AIM >> Print the records below line for line, with no changes to any line. Leave out the pictures.

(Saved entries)
* START *

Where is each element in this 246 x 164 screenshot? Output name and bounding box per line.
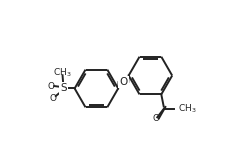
Text: CH$_3$: CH$_3$ [53,66,72,79]
Text: O: O [48,82,55,91]
Text: S: S [60,83,67,93]
Text: CH$_3$: CH$_3$ [178,103,197,115]
Text: O: O [49,94,56,103]
Text: O: O [152,114,159,123]
Text: O: O [119,77,127,87]
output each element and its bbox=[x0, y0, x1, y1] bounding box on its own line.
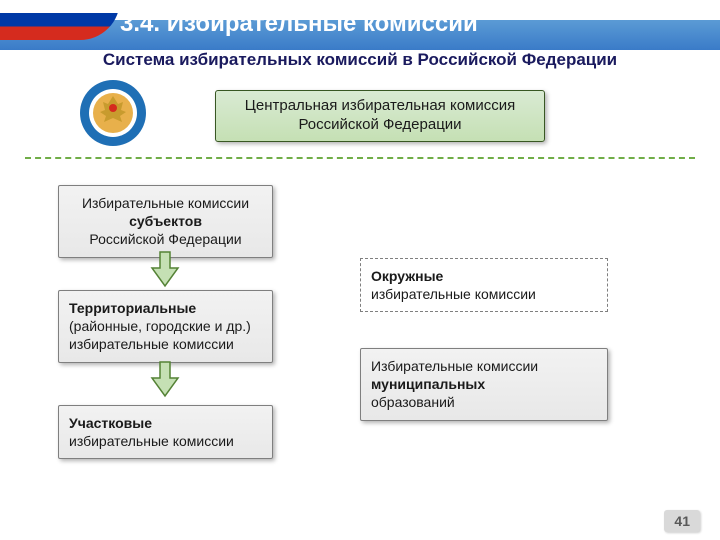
box-central-commission: Центральная избирательная комиссия Росси… bbox=[215, 90, 545, 142]
box-precinct: Участковые избирательные комиссии bbox=[58, 405, 273, 459]
box-text: избирательные комиссии bbox=[69, 432, 262, 450]
section-number: 3.4. bbox=[120, 10, 160, 37]
flag-icon bbox=[0, 0, 120, 40]
box-text: Избирательные комиссии bbox=[371, 357, 597, 375]
divider-line bbox=[25, 157, 695, 159]
page-subtitle: Система избирательных комиссий в Российс… bbox=[100, 50, 620, 70]
box-text: (районные, городские и др.) bbox=[69, 317, 262, 335]
box-text: Избирательные комиссии bbox=[69, 194, 262, 212]
arrow-down-icon bbox=[150, 360, 180, 398]
box-text-bold: Территориальные bbox=[69, 299, 262, 317]
box-municipal: Избирательные комиссии муниципальных обр… bbox=[360, 348, 608, 421]
arrow-down-icon bbox=[150, 250, 180, 288]
box-text: образований bbox=[371, 393, 597, 411]
box-text-bold: субъектов bbox=[69, 212, 262, 230]
page-title: 3.4. Избирательные комиссии bbox=[120, 10, 478, 38]
box-subjects: Избирательные комиссии субъектов Российс… bbox=[58, 185, 273, 258]
box-territorial: Территориальные (районные, городские и д… bbox=[58, 290, 273, 363]
page-number: 41 bbox=[664, 510, 700, 532]
section-title: Избирательные комиссии bbox=[167, 10, 478, 37]
box-text: Центральная избирательная комиссия bbox=[226, 97, 534, 116]
box-text: Российской Федерации bbox=[69, 230, 262, 248]
box-text-bold: Участковые bbox=[69, 414, 262, 432]
box-text-bold: муниципальных bbox=[371, 375, 597, 393]
box-district: Окружные избирательные комиссии bbox=[360, 258, 608, 312]
box-text: избирательные комиссии bbox=[69, 335, 262, 353]
box-text: Российской Федерации bbox=[226, 116, 534, 135]
cec-emblem-icon bbox=[78, 78, 148, 148]
box-text: избирательные комиссии bbox=[371, 285, 597, 303]
box-text-bold: Окружные bbox=[371, 267, 597, 285]
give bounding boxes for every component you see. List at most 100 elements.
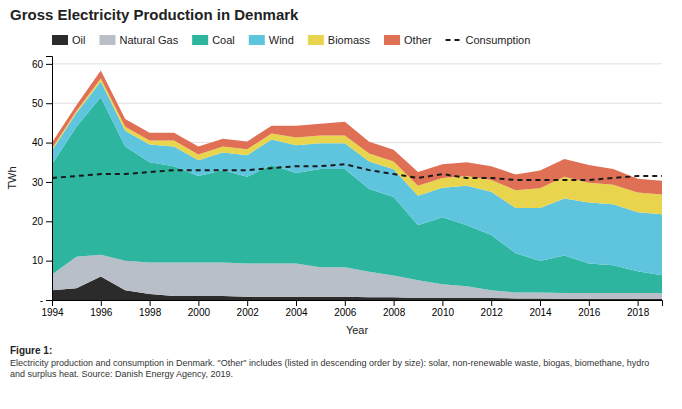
legend-item: Consumption <box>446 34 531 46</box>
legend-label: Other <box>404 34 432 46</box>
area <box>52 78 662 214</box>
y-tick: 60 <box>32 59 52 70</box>
legend-label: Wind <box>269 34 294 46</box>
y-tick: - <box>40 295 52 306</box>
legend-swatch <box>308 35 324 45</box>
x-axis: 1994 1996 1998 2000 2002 2004 2006 2008 2010 2012… <box>41 300 662 318</box>
tick-label: 40 <box>32 137 44 148</box>
grid-line <box>52 63 662 64</box>
tick-label: 2010 <box>432 307 455 318</box>
tick-mark <box>198 300 199 306</box>
caption: Electricity production and consumption i… <box>10 358 649 379</box>
title: Gross Electricity Production in Denmark <box>10 6 299 23</box>
tick-mark <box>442 300 443 306</box>
axis-line <box>53 301 663 307</box>
tick-mark <box>46 221 52 222</box>
line <box>52 164 662 180</box>
x-tick: 2002 <box>237 300 260 318</box>
tick-label: 50 <box>32 98 44 109</box>
axis-line <box>46 57 53 301</box>
legend-item: Coal <box>192 34 235 46</box>
tick-mark <box>150 300 151 306</box>
tick-mark <box>101 300 102 306</box>
tick-label: 20 <box>32 216 44 227</box>
legend-swatch <box>99 35 115 45</box>
x-tick: 1998 <box>139 300 162 318</box>
tick-label: - <box>40 295 43 306</box>
tick-mark <box>394 300 395 306</box>
tick-mark <box>46 300 52 301</box>
tick-label: 30 <box>32 177 44 188</box>
y-tick: 10 <box>32 255 52 266</box>
legend-item: Wind <box>249 34 294 46</box>
x-tick: 1994 <box>41 300 64 318</box>
tick-mark <box>589 300 590 306</box>
tick-mark <box>46 261 52 262</box>
tick-mark <box>638 300 639 306</box>
tick-mark <box>345 300 346 306</box>
x-tick: 2016 <box>578 300 601 318</box>
marks <box>52 71 662 300</box>
tick-mark <box>296 300 297 306</box>
y-tick: 40 <box>32 137 52 148</box>
chart: Gross Electricity Production in Denmark 1… <box>0 0 682 409</box>
tick-mark <box>540 300 541 306</box>
legend-label: Coal <box>212 34 235 46</box>
x-tick: 1996 <box>90 300 113 318</box>
tick-label: 2002 <box>237 307 260 318</box>
x-tick: 2014 <box>529 300 552 318</box>
y-tick: 50 <box>32 98 52 109</box>
tick-label: 1998 <box>139 307 162 318</box>
tick-mark <box>46 64 52 65</box>
x-tick: 2018 <box>627 300 650 318</box>
tick-label: 1996 <box>90 307 113 318</box>
y-axis: - 10 20 30 40 50 60 <box>32 57 53 306</box>
caption-line: Electricity production and consumption i… <box>10 358 649 368</box>
legend-label: Oil <box>72 34 85 46</box>
tick-label: 10 <box>32 255 44 266</box>
x-tick: 2004 <box>285 300 308 318</box>
grid <box>52 64 662 300</box>
x-axis-title: Year <box>346 324 369 336</box>
caption-line: and surplus heat. Source: Danish Energy … <box>10 369 233 379</box>
tick-label: 60 <box>32 59 44 70</box>
area <box>52 71 662 195</box>
legend-swatch <box>52 35 68 45</box>
tick-label: 2014 <box>529 307 552 318</box>
legend-item: Other <box>384 34 432 46</box>
tick-label: 2012 <box>481 307 504 318</box>
legend-label: Natural Gas <box>119 34 178 46</box>
legend-item: Biomass <box>308 34 371 46</box>
tick-label: 1994 <box>41 307 64 318</box>
grid-line <box>52 103 662 104</box>
tick-mark <box>46 143 52 144</box>
tick-mark <box>46 182 52 183</box>
x-tick: 2000 <box>188 300 211 318</box>
tick-label: 2016 <box>578 307 601 318</box>
tick-label: 2006 <box>334 307 357 318</box>
tick-label: 2008 <box>383 307 406 318</box>
x-tick: 2010 <box>432 300 455 318</box>
legend-swatch <box>192 35 208 45</box>
legend-label: Biomass <box>328 34 371 46</box>
x-tick: 2006 <box>334 300 357 318</box>
tick-label: 2004 <box>285 307 308 318</box>
tick-label: 2018 <box>627 307 650 318</box>
y-axis-title: TWh <box>6 166 18 189</box>
legend-label: Consumption <box>466 34 531 46</box>
tick-mark <box>247 300 248 306</box>
caption-line: Figure 1: <box>10 345 52 356</box>
x-tick: 2012 <box>481 300 504 318</box>
legend-item: Oil <box>52 34 85 46</box>
legend-swatch <box>249 35 265 45</box>
y-tick: 30 <box>32 177 52 188</box>
caption: Figure 1: <box>10 345 52 356</box>
legend-swatch <box>384 35 400 45</box>
legend: Oil Natural Gas Coal Wind Biomass Other Consum… <box>52 34 530 46</box>
tick-label: 2000 <box>188 307 211 318</box>
tick-mark <box>46 103 52 104</box>
plot-area: 1994199619982000200220042006200820102012… <box>6 57 663 337</box>
y-tick: 20 <box>32 216 52 227</box>
tick-mark <box>491 300 492 306</box>
x-tick: 2008 <box>383 300 406 318</box>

* END *

FULL RESPONSE >>
Where is each element in this 246 x 164 screenshot? Output name and bounding box per line.
Text: CH$_3$: CH$_3$ [53,66,72,79]
Text: O: O [48,82,55,91]
Text: S: S [60,83,67,93]
Text: CH$_3$: CH$_3$ [178,103,197,115]
Text: O: O [49,94,56,103]
Text: O: O [152,114,159,123]
Text: O: O [119,77,127,87]
output each element and its bbox=[x0, y0, x1, y1] bounding box on its own line.
box-central-commission: Центральная избирательная комиссия Росси… bbox=[215, 90, 545, 142]
box-precinct: Участковые избирательные комиссии bbox=[58, 405, 273, 459]
box-text: избирательные комиссии bbox=[69, 432, 262, 450]
section-number: 3.4. bbox=[120, 10, 160, 37]
flag-icon bbox=[0, 0, 120, 40]
box-text: Избирательные комиссии bbox=[371, 357, 597, 375]
divider-line bbox=[25, 157, 695, 159]
page-subtitle: Система избирательных комиссий в Российс… bbox=[100, 50, 620, 70]
box-text: (районные, городские и др.) bbox=[69, 317, 262, 335]
box-text: Избирательные комиссии bbox=[69, 194, 262, 212]
arrow-down-icon bbox=[150, 360, 180, 398]
box-text-bold: Территориальные bbox=[69, 299, 262, 317]
box-municipal: Избирательные комиссии муниципальных обр… bbox=[360, 348, 608, 421]
arrow-down-icon bbox=[150, 250, 180, 288]
box-text: образований bbox=[371, 393, 597, 411]
box-text-bold: субъектов bbox=[69, 212, 262, 230]
page-title: 3.4. Избирательные комиссии bbox=[120, 10, 478, 38]
box-subjects: Избирательные комиссии субъектов Российс… bbox=[58, 185, 273, 258]
box-territorial: Территориальные (районные, городские и д… bbox=[58, 290, 273, 363]
page-number: 41 bbox=[664, 510, 700, 532]
section-title: Избирательные комиссии bbox=[167, 10, 478, 37]
box-text: Центральная избирательная комиссия bbox=[226, 97, 534, 116]
box-text: Российской Федерации bbox=[69, 230, 262, 248]
box-text-bold: Участковые bbox=[69, 414, 262, 432]
box-text-bold: муниципальных bbox=[371, 375, 597, 393]
box-district: Окружные избирательные комиссии bbox=[360, 258, 608, 312]
box-text: избирательные комиссии bbox=[69, 335, 262, 353]
box-text: Российской Федерации bbox=[226, 116, 534, 135]
cec-emblem-icon bbox=[78, 78, 148, 148]
box-text: избирательные комиссии bbox=[371, 285, 597, 303]
box-text-bold: Окружные bbox=[371, 267, 597, 285]
give bounding boxes for every component you see. List at most 100 elements.
legend-item: Consumption <box>446 34 531 46</box>
legend-label: Other <box>404 34 432 46</box>
area <box>52 78 662 214</box>
y-tick: 60 <box>32 59 52 70</box>
legend-label: Wind <box>269 34 294 46</box>
y-tick: - <box>40 295 52 306</box>
legend-swatch <box>308 35 324 45</box>
x-axis: 1994 1996 1998 2000 2002 2004 2006 2008 2010 2012… <box>41 300 662 318</box>
tick-label: 40 <box>32 137 44 148</box>
grid-line <box>52 63 662 64</box>
tick-label: 2010 <box>432 307 455 318</box>
tick-mark <box>198 300 199 306</box>
caption: Electricity production and consumption i… <box>10 358 649 379</box>
title: Gross Electricity Production in Denmark <box>10 6 299 23</box>
tick-mark <box>442 300 443 306</box>
axis-line <box>53 301 663 307</box>
tick-mark <box>46 221 52 222</box>
line <box>52 164 662 180</box>
x-tick: 2002 <box>237 300 260 318</box>
tick-label: 50 <box>32 98 44 109</box>
axis-line <box>46 57 53 301</box>
legend-item: Coal <box>192 34 235 46</box>
tick-mark <box>150 300 151 306</box>
tick-mark <box>101 300 102 306</box>
tick-label: 20 <box>32 216 44 227</box>
legend-swatch <box>99 35 115 45</box>
x-tick: 1998 <box>139 300 162 318</box>
tick-label: - <box>40 295 43 306</box>
tick-mark <box>394 300 395 306</box>
tick-mark <box>46 300 52 301</box>
tick-label: 30 <box>32 177 44 188</box>
y-tick: 10 <box>32 255 52 266</box>
legend-item: Wind <box>249 34 294 46</box>
x-tick: 1994 <box>41 300 64 318</box>
tick-mark <box>589 300 590 306</box>
tick-mark <box>46 261 52 262</box>
tick-mark <box>638 300 639 306</box>
tick-mark <box>345 300 346 306</box>
x-tick: 2016 <box>578 300 601 318</box>
marks <box>52 71 662 300</box>
tick-mark <box>296 300 297 306</box>
y-tick: 40 <box>32 137 52 148</box>
chart: Gross Electricity Production in Denmark 1… <box>0 0 682 409</box>
tick-mark <box>540 300 541 306</box>
legend-label: Coal <box>212 34 235 46</box>
x-tick: 1996 <box>90 300 113 318</box>
tick-label: 2002 <box>237 307 260 318</box>
x-tick: 2014 <box>529 300 552 318</box>
y-tick: 50 <box>32 98 52 109</box>
tick-label: 1998 <box>139 307 162 318</box>
tick-mark <box>46 64 52 65</box>
x-tick: 2018 <box>627 300 650 318</box>
tick-label: 1996 <box>90 307 113 318</box>
y-axis: - 10 20 30 40 50 60 <box>32 57 53 306</box>
caption-line: Electricity production and consumption i… <box>10 358 649 368</box>
legend-label: Oil <box>72 34 85 46</box>
tick-label: 10 <box>32 255 44 266</box>
x-tick: 2004 <box>285 300 308 318</box>
grid <box>52 64 662 300</box>
x-axis-title: Year <box>346 324 369 336</box>
caption-line: and surplus heat. Source: Danish Energy … <box>10 369 233 379</box>
tick-label: 60 <box>32 59 44 70</box>
area <box>52 71 662 195</box>
legend-swatch <box>52 35 68 45</box>
tick-label: 2014 <box>529 307 552 318</box>
legend-item: Other <box>384 34 432 46</box>
tick-label: 2012 <box>481 307 504 318</box>
legend-label: Natural Gas <box>119 34 178 46</box>
legend-item: Biomass <box>308 34 371 46</box>
tick-label: 1994 <box>41 307 64 318</box>
grid-line <box>52 103 662 104</box>
tick-mark <box>46 143 52 144</box>
tick-mark <box>46 182 52 183</box>
x-tick: 2000 <box>188 300 211 318</box>
tick-label: 2016 <box>578 307 601 318</box>
tick-label: 2006 <box>334 307 357 318</box>
tick-label: 2008 <box>383 307 406 318</box>
x-tick: 2010 <box>432 300 455 318</box>
legend-swatch <box>192 35 208 45</box>
legend-label: Biomass <box>328 34 371 46</box>
x-tick: 2006 <box>334 300 357 318</box>
tick-label: 2004 <box>285 307 308 318</box>
tick-label: 2018 <box>627 307 650 318</box>
y-axis-title: TWh <box>6 166 18 189</box>
legend-label: Consumption <box>466 34 531 46</box>
tick-mark <box>247 300 248 306</box>
caption-line: Figure 1: <box>10 345 52 356</box>
x-tick: 2012 <box>481 300 504 318</box>
legend-item: Oil <box>52 34 85 46</box>
legend-swatch <box>249 35 265 45</box>
y-tick: 30 <box>32 177 52 188</box>
caption: Figure 1: <box>10 345 52 356</box>
legend-swatch <box>384 35 400 45</box>
legend: Oil Natural Gas Coal Wind Biomass Other Consum… <box>52 34 530 46</box>
tick-label: 2000 <box>188 307 211 318</box>
tick-mark <box>46 103 52 104</box>
plot-area: 1994199619982000200220042006200820102012… <box>6 57 663 337</box>
y-tick: 20 <box>32 216 52 227</box>
tick-mark <box>491 300 492 306</box>
x-tick: 2008 <box>383 300 406 318</box>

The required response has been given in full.